Exercise >> Wherever the string "لحظة" appears in a line, extract that line.
____________
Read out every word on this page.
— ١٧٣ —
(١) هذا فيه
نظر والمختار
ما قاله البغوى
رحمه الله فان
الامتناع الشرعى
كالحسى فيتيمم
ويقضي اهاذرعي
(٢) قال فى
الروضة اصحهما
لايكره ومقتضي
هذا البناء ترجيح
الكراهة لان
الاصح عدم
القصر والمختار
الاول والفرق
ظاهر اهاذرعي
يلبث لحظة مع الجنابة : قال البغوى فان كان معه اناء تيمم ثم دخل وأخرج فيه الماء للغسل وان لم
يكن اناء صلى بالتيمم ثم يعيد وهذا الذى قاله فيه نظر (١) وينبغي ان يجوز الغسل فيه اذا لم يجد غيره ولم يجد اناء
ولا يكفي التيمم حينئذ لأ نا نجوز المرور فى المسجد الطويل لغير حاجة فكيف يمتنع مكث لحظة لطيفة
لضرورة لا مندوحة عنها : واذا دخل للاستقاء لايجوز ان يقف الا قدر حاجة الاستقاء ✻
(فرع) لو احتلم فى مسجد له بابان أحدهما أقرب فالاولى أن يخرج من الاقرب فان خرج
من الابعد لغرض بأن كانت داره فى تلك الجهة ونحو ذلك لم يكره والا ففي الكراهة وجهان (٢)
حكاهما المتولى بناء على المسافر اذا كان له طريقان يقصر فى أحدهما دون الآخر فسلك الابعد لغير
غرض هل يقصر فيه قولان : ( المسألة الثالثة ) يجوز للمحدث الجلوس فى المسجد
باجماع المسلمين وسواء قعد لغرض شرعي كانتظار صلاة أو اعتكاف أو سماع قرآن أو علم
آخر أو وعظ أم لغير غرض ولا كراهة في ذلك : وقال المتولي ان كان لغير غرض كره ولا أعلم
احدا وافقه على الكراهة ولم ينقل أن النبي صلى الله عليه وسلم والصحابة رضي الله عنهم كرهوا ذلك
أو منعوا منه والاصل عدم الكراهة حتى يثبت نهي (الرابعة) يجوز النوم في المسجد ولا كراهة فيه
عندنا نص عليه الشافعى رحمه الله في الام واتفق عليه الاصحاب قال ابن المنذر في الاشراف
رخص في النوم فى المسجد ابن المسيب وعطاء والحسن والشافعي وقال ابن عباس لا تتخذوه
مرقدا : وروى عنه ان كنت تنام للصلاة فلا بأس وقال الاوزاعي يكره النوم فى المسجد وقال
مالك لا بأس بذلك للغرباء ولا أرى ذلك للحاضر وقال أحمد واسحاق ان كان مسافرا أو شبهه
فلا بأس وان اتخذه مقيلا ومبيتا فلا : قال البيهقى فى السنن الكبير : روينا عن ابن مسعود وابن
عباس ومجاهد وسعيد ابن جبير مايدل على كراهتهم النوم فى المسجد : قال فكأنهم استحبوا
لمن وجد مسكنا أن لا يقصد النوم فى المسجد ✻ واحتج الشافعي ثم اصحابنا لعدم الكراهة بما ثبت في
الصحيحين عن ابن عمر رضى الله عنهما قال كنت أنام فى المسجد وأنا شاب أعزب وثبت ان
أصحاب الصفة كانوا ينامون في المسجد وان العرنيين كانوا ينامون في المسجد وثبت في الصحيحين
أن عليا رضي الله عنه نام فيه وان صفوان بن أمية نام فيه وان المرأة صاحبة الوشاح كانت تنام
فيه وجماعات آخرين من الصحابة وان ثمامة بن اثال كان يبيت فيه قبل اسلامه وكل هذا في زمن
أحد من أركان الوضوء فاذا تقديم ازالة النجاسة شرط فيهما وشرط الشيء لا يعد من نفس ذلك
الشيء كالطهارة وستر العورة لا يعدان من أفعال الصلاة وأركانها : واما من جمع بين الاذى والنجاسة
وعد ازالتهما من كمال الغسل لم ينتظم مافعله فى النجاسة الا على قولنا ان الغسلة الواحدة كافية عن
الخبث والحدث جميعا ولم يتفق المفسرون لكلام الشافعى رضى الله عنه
____________
Solution for this exercise >>
يلبث لحظة مع الجنابة : قال البغوى فان كان معه اناء تيمم ثم دخل وأخرج فيه الماء للغسل وان لم
ولا يكفي التيمم حينئذ لأ نا نجوز المرور فى المسجد الطويل لغير حاجة فكيف يمتنع مكث لحظة لطيفة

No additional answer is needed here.